REQUIREMENT: Reproduce every entry below precisely. Pictures are excluded from the copy.
## begin DATASET ROWS
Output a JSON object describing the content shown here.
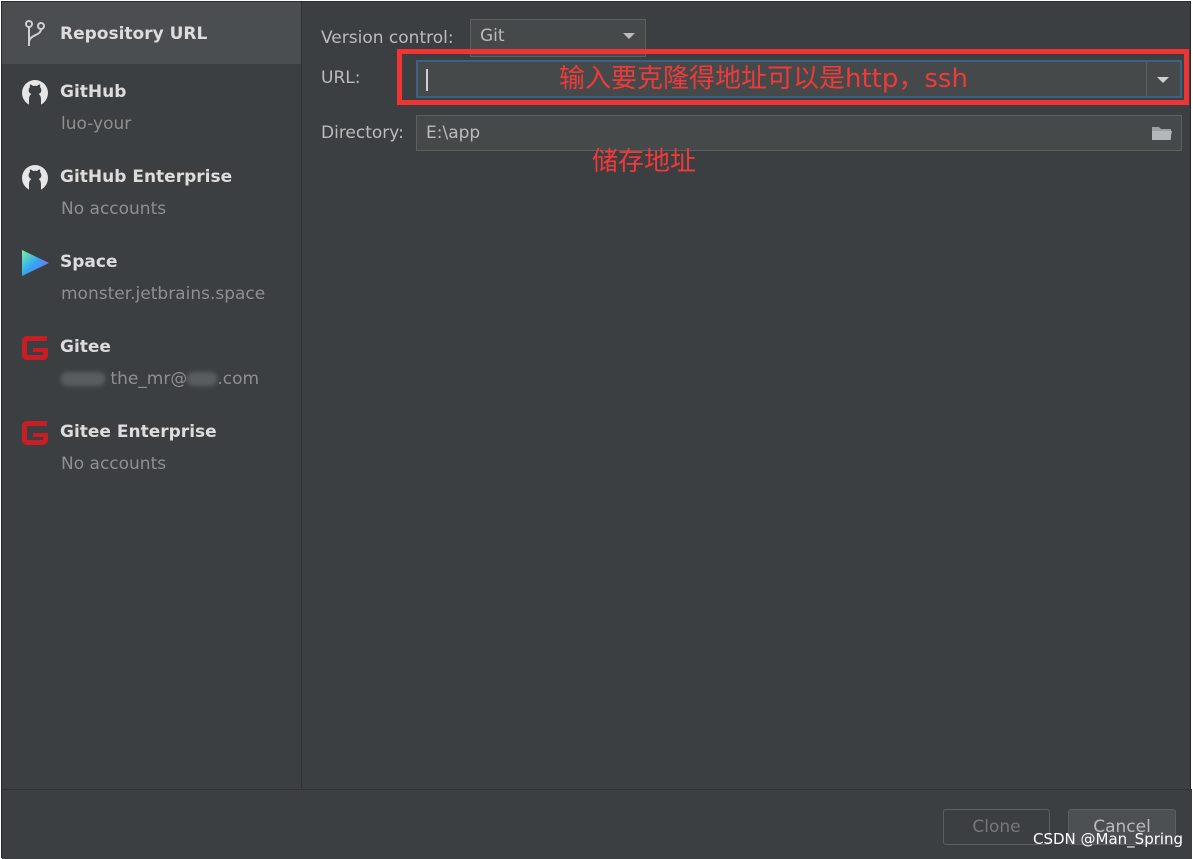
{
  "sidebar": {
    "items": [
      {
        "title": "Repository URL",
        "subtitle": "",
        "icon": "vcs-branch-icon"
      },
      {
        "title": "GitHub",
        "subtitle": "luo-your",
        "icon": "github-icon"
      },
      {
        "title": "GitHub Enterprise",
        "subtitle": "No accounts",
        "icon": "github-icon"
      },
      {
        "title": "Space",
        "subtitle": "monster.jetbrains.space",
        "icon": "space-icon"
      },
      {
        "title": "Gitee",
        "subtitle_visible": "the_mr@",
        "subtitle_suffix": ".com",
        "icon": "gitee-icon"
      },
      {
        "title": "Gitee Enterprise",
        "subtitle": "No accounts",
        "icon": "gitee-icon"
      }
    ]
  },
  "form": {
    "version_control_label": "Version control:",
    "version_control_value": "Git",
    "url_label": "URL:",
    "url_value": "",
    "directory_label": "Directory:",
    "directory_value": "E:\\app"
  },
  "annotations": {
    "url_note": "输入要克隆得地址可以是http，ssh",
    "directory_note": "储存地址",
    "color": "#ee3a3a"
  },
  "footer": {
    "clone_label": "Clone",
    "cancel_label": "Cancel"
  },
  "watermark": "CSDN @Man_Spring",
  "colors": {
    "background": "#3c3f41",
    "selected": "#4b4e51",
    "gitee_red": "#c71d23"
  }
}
## end DATASET ROWS
RESULT BELOW:
Output a JSON object describing the content shown here.
{
  "sidebar": {
    "items": [
      {
        "title": "Repository URL",
        "subtitle": "",
        "icon": "vcs-branch-icon"
      },
      {
        "title": "GitHub",
        "subtitle": "luo-your",
        "icon": "github-icon"
      },
      {
        "title": "GitHub Enterprise",
        "subtitle": "No accounts",
        "icon": "github-icon"
      },
      {
        "title": "Space",
        "subtitle": "monster.jetbrains.space",
        "icon": "space-icon"
      },
      {
        "title": "Gitee",
        "subtitle_visible": "the_mr@",
        "subtitle_suffix": ".com",
        "icon": "gitee-icon"
      },
      {
        "title": "Gitee Enterprise",
        "subtitle": "No accounts",
        "icon": "gitee-icon"
      }
    ]
  },
  "form": {
    "version_control_label": "Version control:",
    "version_control_value": "Git",
    "url_label": "URL:",
    "url_value": "",
    "directory_label": "Directory:",
    "directory_value": "E:\\app"
  },
  "annotations": {
    "url_note": "输入要克隆得地址可以是http，ssh",
    "directory_note": "储存地址",
    "color": "#ee3a3a"
  },
  "footer": {
    "clone_label": "Clone",
    "cancel_label": "Cancel"
  },
  "watermark": "CSDN @Man_Spring",
  "colors": {
    "background": "#3c3f41",
    "selected": "#4b4e51",
    "gitee_red": "#c71d23"
  }
}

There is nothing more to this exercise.